What to work on.
Return each line of the material verbatim.

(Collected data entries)
----

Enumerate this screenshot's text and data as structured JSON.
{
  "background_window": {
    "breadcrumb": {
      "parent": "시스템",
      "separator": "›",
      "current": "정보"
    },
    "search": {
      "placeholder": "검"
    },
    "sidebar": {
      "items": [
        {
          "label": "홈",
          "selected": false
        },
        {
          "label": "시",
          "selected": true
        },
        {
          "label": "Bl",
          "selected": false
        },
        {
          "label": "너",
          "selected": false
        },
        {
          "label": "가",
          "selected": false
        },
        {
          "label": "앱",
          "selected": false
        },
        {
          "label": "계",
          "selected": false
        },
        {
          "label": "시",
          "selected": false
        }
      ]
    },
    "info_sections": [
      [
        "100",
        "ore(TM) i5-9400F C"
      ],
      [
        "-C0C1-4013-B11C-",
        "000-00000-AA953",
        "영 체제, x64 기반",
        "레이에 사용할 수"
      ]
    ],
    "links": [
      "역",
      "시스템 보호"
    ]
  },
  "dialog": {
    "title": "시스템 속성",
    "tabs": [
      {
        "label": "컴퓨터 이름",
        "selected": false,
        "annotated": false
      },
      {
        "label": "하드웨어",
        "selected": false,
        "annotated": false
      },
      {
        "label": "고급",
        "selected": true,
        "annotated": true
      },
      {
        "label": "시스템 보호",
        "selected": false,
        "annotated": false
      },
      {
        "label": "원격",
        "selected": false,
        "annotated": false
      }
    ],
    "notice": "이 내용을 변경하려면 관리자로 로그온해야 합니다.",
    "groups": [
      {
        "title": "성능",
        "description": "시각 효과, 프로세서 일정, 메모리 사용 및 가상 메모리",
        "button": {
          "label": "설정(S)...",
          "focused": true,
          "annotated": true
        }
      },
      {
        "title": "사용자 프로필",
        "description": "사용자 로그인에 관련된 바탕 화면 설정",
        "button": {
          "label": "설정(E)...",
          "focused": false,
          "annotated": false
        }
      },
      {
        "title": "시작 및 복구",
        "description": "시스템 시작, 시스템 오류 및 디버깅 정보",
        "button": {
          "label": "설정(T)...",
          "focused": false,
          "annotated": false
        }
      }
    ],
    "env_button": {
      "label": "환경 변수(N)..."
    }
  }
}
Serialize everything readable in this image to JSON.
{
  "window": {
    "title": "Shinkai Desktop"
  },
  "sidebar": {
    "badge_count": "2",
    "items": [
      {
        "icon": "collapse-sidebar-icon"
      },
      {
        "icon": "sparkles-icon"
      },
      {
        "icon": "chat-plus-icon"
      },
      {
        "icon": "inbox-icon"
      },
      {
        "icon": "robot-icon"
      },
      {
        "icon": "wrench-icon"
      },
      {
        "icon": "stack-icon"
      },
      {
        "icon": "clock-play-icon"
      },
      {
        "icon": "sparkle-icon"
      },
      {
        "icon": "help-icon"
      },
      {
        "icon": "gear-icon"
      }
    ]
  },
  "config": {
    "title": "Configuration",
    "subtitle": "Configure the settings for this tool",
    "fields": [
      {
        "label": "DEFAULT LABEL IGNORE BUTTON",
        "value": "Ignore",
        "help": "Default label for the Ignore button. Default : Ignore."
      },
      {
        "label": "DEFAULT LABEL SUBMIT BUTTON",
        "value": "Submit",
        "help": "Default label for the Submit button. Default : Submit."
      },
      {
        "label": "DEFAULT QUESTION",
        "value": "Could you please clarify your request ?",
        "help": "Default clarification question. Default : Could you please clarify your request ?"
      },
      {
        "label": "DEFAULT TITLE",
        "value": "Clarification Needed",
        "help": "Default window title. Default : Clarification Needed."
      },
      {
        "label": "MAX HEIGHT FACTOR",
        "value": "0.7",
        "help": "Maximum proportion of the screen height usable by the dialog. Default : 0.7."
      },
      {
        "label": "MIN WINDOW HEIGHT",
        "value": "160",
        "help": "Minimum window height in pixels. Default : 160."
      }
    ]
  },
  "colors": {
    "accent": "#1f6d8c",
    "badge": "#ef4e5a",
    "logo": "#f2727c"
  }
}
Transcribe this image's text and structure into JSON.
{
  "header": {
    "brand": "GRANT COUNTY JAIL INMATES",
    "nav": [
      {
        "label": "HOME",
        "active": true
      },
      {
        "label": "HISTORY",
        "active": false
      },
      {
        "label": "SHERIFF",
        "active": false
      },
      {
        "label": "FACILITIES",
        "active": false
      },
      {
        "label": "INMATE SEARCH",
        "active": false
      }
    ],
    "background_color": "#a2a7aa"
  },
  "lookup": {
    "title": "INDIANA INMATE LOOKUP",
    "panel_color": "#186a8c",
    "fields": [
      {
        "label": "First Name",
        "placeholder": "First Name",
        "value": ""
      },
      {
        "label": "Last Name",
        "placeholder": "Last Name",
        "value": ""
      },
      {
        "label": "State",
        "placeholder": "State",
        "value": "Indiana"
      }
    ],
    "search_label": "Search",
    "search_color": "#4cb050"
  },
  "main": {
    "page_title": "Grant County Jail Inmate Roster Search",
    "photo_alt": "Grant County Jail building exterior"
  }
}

----

Task solution.
Enumerate this screenshot's text and data as structured JSON.
{
  "background_window": {
    "breadcrumb": {
      "parent": "시스템",
      "separator": "›",
      "current": "정보"
    },
    "search": {
      "placeholder": "검"
    },
    "sidebar": {
      "items": [
        {
          "label": "홈",
          "selected": false
        },
        {
          "label": "시",
          "selected": true
        },
        {
          "label": "Bl",
          "selected": false
        },
        {
          "label": "너",
          "selected": false
        },
        {
          "label": "가",
          "selected": false
        },
        {
          "label": "앱",
          "selected": false
        },
        {
          "label": "계",
          "selected": false
        },
        {
          "label": "시",
          "selected": false
        }
      ]
    },
    "info_sections": [
      [
        "100",
        "ore(TM) i5-9400F C"
      ],
      [
        "-C0C1-4013-B11C-",
        "000-00000-AA953",
        "영 체제, x64 기반",
        "레이에 사용할 수"
      ]
    ],
    "links": [
      "역",
      "시스템 보호"
    ]
  },
  "dialog": {
    "title": "시스템 속성",
    "tabs": [
      {
        "label": "컴퓨터 이름",
        "selected": false,
        "annotated": false
      },
      {
        "label": "하드웨어",
        "selected": false,
        "annotated": false
      },
      {
        "label": "고급",
        "selected": true,
        "annotated": true
      },
      {
        "label": "시스템 보호",
        "selected": false,
        "annotated": false
      },
      {
        "label": "원격",
        "selected": false,
        "annotated": false
      }
    ],
    "notice": "이 내용을 변경하려면 관리자로 로그온해야 합니다.",
    "groups": [
      {
        "title": "성능",
        "description": "시각 효과, 프로세서 일정, 메모리 사용 및 가상 메모리",
        "button": {
          "label": "설정(S)...",
          "focused": true,
          "annotated": true
        }
      },
      {
        "title": "사용자 프로필",
        "description": "사용자 로그인에 관련된 바탕 화면 설정",
        "button": {
          "label": "설정(E)...",
          "focused": false,
          "annotated": false
        }
      },
      {
        "title": "시작 및 복구",
        "description": "시스템 시작, 시스템 오류 및 디버깅 정보",
        "button": {
          "label": "설정(T)...",
          "focused": false,
          "annotated": false
        }
      }
    ],
    "env_button": {
      "label": "환경 변수(N)..."
    }
  }
}
Serialize everything readable in this image to JSON.
{
  "window": {
    "title": "Shinkai Desktop"
  },
  "sidebar": {
    "badge_count": "2",
    "items": [
      {
        "icon": "collapse-sidebar-icon"
      },
      {
        "icon": "sparkles-icon"
      },
      {
        "icon": "chat-plus-icon"
      },
      {
        "icon": "inbox-icon"
      },
      {
        "icon": "robot-icon"
      },
      {
        "icon": "wrench-icon"
      },
      {
        "icon": "stack-icon"
      },
      {
        "icon": "clock-play-icon"
      },
      {
        "icon": "sparkle-icon"
      },
      {
        "icon": "help-icon"
      },
      {
        "icon": "gear-icon"
      }
    ]
  },
  "config": {
    "title": "Configuration",
    "subtitle": "Configure the settings for this tool",
    "fields": [
      {
        "label": "DEFAULT LABEL IGNORE BUTTON",
        "value": "Ignore",
        "help": "Default label for the Ignore button. Default : Ignore."
      },
      {
        "label": "DEFAULT LABEL SUBMIT BUTTON",
        "value": "Submit",
        "help": "Default label for the Submit button. Default : Submit."
      },
      {
        "label": "DEFAULT QUESTION",
        "value": "Could you please clarify your request ?",
        "help": "Default clarification question. Default : Could you please clarify your request ?"
      },
      {
        "label": "DEFAULT TITLE",
        "value": "Clarification Needed",
        "help": "Default window title. Default : Clarification Needed."
      },
      {
        "label": "MAX HEIGHT FACTOR",
        "value": "0.7",
        "help": "Maximum proportion of the screen height usable by the dialog. Default : 0.7."
      },
      {
        "label": "MIN WINDOW HEIGHT",
        "value": "160",
        "help": "Minimum window height in pixels. Default : 160."
      }
    ]
  },
  "colors": {
    "accent": "#1f6d8c",
    "badge": "#ef4e5a",
    "logo": "#f2727c"
  }
}
Transcribe this image's text and structure into JSON.
{
  "header": {
    "brand": "GRANT COUNTY JAIL INMATES",
    "nav": [
      {
        "label": "HOME",
        "active": true
      },
      {
        "label": "HISTORY",
        "active": false
      },
      {
        "label": "SHERIFF",
        "active": false
      },
      {
        "label": "FACILITIES",
        "active": false
      },
      {
        "label": "INMATE SEARCH",
        "active": false
      }
    ],
    "background_color": "#a2a7aa"
  },
  "lookup": {
    "title": "INDIANA INMATE LOOKUP",
    "panel_color": "#186a8c",
    "fields": [
      {
        "label": "First Name",
        "placeholder": "First Name",
        "value": ""
      },
      {
        "label": "Last Name",
        "placeholder": "Last Name",
        "value": ""
      },
      {
        "label": "State",
        "placeholder": "State",
        "value": "Indiana"
      }
    ],
    "search_label": "Search",
    "search_color": "#4cb050"
  },
  "main": {
    "page_title": "Grant County Jail Inmate Roster Search",
    "photo_alt": "Grant County Jail building exterior"
  }
}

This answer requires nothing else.